Request –
Exactly as they appear, output all of the records. Skip any images.

Given records –
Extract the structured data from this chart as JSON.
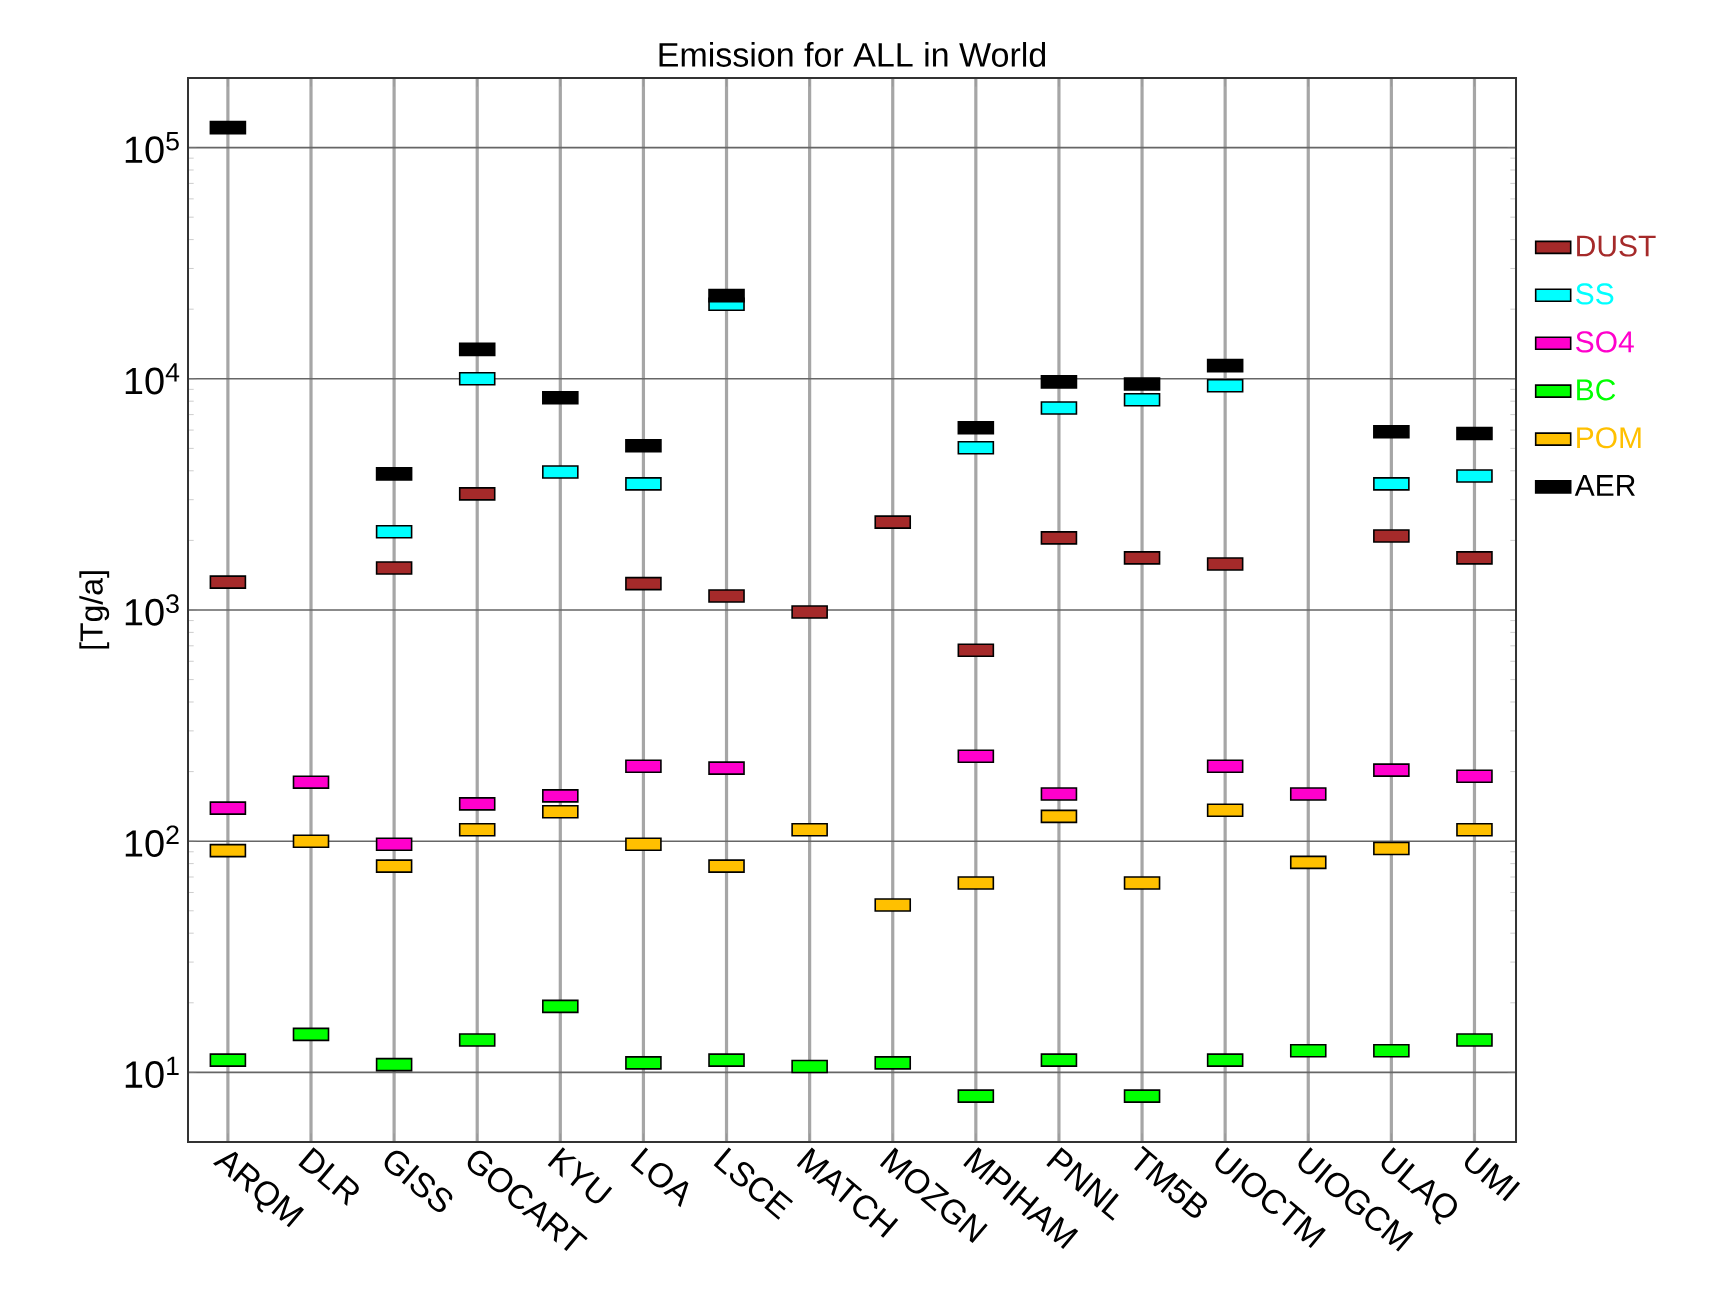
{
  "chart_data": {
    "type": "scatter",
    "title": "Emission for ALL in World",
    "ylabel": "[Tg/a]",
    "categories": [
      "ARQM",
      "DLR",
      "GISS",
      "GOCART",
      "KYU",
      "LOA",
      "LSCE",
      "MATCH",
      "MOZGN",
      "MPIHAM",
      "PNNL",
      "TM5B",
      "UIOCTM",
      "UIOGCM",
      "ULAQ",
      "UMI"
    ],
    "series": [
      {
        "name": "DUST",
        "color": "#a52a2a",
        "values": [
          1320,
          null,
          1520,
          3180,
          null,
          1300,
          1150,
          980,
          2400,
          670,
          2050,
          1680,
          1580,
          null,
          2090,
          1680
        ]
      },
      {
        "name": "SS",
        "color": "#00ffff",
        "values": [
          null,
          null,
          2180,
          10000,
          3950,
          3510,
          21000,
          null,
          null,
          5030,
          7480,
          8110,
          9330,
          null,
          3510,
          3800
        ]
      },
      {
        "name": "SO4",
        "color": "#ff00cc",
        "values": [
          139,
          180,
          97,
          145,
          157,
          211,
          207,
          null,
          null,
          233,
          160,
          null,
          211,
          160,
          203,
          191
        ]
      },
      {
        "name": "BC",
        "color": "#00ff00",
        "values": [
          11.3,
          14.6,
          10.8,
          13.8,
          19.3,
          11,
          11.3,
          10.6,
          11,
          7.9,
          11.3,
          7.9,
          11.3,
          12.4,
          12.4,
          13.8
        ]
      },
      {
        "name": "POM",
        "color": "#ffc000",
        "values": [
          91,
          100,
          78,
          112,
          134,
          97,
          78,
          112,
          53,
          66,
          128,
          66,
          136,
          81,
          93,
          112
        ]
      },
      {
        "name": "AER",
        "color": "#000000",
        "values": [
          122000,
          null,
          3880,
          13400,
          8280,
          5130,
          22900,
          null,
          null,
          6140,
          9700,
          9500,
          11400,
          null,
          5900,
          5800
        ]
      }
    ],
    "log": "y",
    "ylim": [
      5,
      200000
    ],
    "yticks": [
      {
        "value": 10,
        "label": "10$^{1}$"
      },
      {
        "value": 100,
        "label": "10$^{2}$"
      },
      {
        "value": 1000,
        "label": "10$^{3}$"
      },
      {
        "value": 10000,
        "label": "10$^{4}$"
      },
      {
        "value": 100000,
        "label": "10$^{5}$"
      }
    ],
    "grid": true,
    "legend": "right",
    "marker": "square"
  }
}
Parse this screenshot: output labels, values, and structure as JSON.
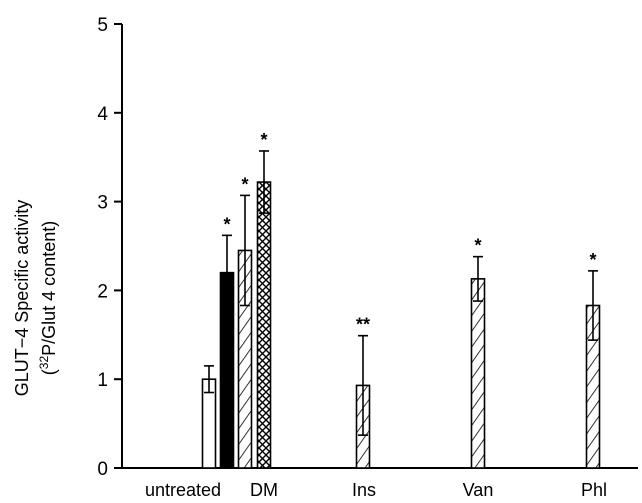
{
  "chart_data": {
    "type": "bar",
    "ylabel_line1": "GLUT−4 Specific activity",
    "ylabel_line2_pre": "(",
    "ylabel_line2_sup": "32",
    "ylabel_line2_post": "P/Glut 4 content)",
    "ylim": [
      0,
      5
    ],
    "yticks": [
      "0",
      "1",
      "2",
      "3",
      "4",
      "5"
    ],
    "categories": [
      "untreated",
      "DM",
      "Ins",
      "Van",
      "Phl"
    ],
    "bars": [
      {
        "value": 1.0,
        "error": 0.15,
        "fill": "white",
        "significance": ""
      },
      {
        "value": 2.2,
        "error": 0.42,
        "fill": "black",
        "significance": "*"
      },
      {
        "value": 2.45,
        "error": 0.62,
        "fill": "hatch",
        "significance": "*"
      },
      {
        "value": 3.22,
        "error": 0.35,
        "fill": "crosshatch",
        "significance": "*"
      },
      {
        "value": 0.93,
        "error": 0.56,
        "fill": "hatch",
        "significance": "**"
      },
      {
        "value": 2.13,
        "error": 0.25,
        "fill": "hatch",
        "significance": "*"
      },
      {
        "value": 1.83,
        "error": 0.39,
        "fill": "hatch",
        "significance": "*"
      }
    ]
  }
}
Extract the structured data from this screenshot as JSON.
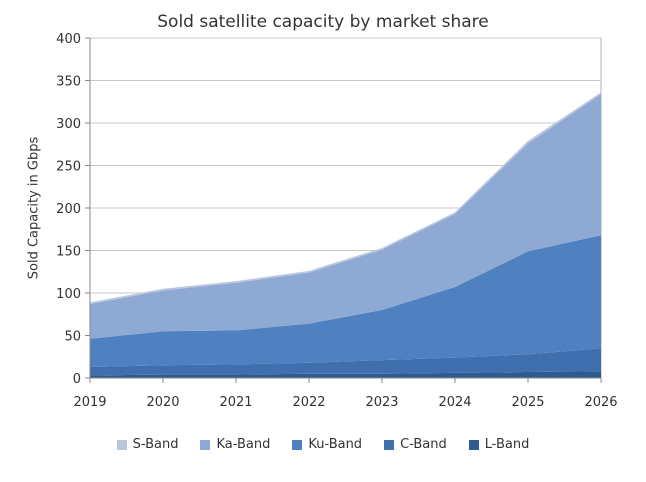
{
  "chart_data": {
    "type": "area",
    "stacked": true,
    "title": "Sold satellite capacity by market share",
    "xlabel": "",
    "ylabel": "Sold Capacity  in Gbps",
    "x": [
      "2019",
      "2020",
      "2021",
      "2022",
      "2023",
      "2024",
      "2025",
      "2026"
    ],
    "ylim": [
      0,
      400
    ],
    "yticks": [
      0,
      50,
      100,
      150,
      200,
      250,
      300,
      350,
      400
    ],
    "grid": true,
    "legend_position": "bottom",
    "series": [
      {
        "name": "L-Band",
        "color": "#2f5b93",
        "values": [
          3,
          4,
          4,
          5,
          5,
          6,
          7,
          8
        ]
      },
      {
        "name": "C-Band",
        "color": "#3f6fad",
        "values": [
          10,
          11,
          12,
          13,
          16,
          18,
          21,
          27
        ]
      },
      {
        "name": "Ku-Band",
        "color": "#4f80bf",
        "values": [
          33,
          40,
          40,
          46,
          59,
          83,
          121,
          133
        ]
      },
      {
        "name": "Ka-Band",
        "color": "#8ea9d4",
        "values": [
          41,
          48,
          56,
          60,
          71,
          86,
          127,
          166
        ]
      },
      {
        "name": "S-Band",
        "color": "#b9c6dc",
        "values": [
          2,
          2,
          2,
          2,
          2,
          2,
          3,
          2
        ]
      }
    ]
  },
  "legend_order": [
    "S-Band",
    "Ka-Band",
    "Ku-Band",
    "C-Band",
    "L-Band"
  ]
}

Exercise answer –
Extract the structured data from this chart as JSON.
{
  "chart_data": {
    "type": "scatter",
    "title": "Emission for ALL in World",
    "ylabel": "[Tg/a]",
    "categories": [
      "ARQM",
      "DLR",
      "GISS",
      "GOCART",
      "KYU",
      "LOA",
      "LSCE",
      "MATCH",
      "MOZGN",
      "MPIHAM",
      "PNNL",
      "TM5B",
      "UIOCTM",
      "UIOGCM",
      "ULAQ",
      "UMI"
    ],
    "series": [
      {
        "name": "DUST",
        "color": "#a52a2a",
        "values": [
          1320,
          null,
          1520,
          3180,
          null,
          1300,
          1150,
          980,
          2400,
          670,
          2050,
          1680,
          1580,
          null,
          2090,
          1680
        ]
      },
      {
        "name": "SS",
        "color": "#00ffff",
        "values": [
          null,
          null,
          2180,
          10000,
          3950,
          3510,
          21000,
          null,
          null,
          5030,
          7480,
          8110,
          9330,
          null,
          3510,
          3800
        ]
      },
      {
        "name": "SO4",
        "color": "#ff00cc",
        "values": [
          139,
          180,
          97,
          145,
          157,
          211,
          207,
          null,
          null,
          233,
          160,
          null,
          211,
          160,
          203,
          191
        ]
      },
      {
        "name": "BC",
        "color": "#00ff00",
        "values": [
          11.3,
          14.6,
          10.8,
          13.8,
          19.3,
          11,
          11.3,
          10.6,
          11,
          7.9,
          11.3,
          7.9,
          11.3,
          12.4,
          12.4,
          13.8
        ]
      },
      {
        "name": "POM",
        "color": "#ffc000",
        "values": [
          91,
          100,
          78,
          112,
          134,
          97,
          78,
          112,
          53,
          66,
          128,
          66,
          136,
          81,
          93,
          112
        ]
      },
      {
        "name": "AER",
        "color": "#000000",
        "values": [
          122000,
          null,
          3880,
          13400,
          8280,
          5130,
          22900,
          null,
          null,
          6140,
          9700,
          9500,
          11400,
          null,
          5900,
          5800
        ]
      }
    ],
    "log": "y",
    "ylim": [
      5,
      200000
    ],
    "yticks": [
      {
        "value": 10,
        "label": "10$^{1}$"
      },
      {
        "value": 100,
        "label": "10$^{2}$"
      },
      {
        "value": 1000,
        "label": "10$^{3}$"
      },
      {
        "value": 10000,
        "label": "10$^{4}$"
      },
      {
        "value": 100000,
        "label": "10$^{5}$"
      }
    ],
    "grid": true,
    "legend": "right",
    "marker": "square"
  }
}
Parse this screenshot: output labels, values, and structure as JSON.
{
  "chart_data": {
    "type": "bar",
    "ylabel_line1": "GLUT−4 Specific activity",
    "ylabel_line2_pre": "(",
    "ylabel_line2_sup": "32",
    "ylabel_line2_post": "P/Glut 4 content)",
    "ylim": [
      0,
      5
    ],
    "yticks": [
      "0",
      "1",
      "2",
      "3",
      "4",
      "5"
    ],
    "categories": [
      "untreated",
      "DM",
      "Ins",
      "Van",
      "Phl"
    ],
    "bars": [
      {
        "value": 1.0,
        "error": 0.15,
        "fill": "white",
        "significance": ""
      },
      {
        "value": 2.2,
        "error": 0.42,
        "fill": "black",
        "significance": "*"
      },
      {
        "value": 2.45,
        "error": 0.62,
        "fill": "hatch",
        "significance": "*"
      },
      {
        "value": 3.22,
        "error": 0.35,
        "fill": "crosshatch",
        "significance": "*"
      },
      {
        "value": 0.93,
        "error": 0.56,
        "fill": "hatch",
        "significance": "**"
      },
      {
        "value": 2.13,
        "error": 0.25,
        "fill": "hatch",
        "significance": "*"
      },
      {
        "value": 1.83,
        "error": 0.39,
        "fill": "hatch",
        "significance": "*"
      }
    ]
  }
}
Extract the structured data from this screenshot as JSON.
{
  "chart_data": {
    "type": "area",
    "stacked": true,
    "title": "Sold satellite capacity by market share",
    "xlabel": "",
    "ylabel": "Sold Capacity  in Gbps",
    "x": [
      "2019",
      "2020",
      "2021",
      "2022",
      "2023",
      "2024",
      "2025",
      "2026"
    ],
    "ylim": [
      0,
      400
    ],
    "yticks": [
      0,
      50,
      100,
      150,
      200,
      250,
      300,
      350,
      400
    ],
    "grid": true,
    "legend_position": "bottom",
    "series": [
      {
        "name": "L-Band",
        "color": "#2f5b93",
        "values": [
          3,
          4,
          4,
          5,
          5,
          6,
          7,
          8
        ]
      },
      {
        "name": "C-Band",
        "color": "#3f6fad",
        "values": [
          10,
          11,
          12,
          13,
          16,
          18,
          21,
          27
        ]
      },
      {
        "name": "Ku-Band",
        "color": "#4f80bf",
        "values": [
          33,
          40,
          40,
          46,
          59,
          83,
          121,
          133
        ]
      },
      {
        "name": "Ka-Band",
        "color": "#8ea9d4",
        "values": [
          41,
          48,
          56,
          60,
          71,
          86,
          127,
          166
        ]
      },
      {
        "name": "S-Band",
        "color": "#b9c6dc",
        "values": [
          2,
          2,
          2,
          2,
          2,
          2,
          3,
          2
        ]
      }
    ]
  },
  "legend_order": [
    "S-Band",
    "Ka-Band",
    "Ku-Band",
    "C-Band",
    "L-Band"
  ]
}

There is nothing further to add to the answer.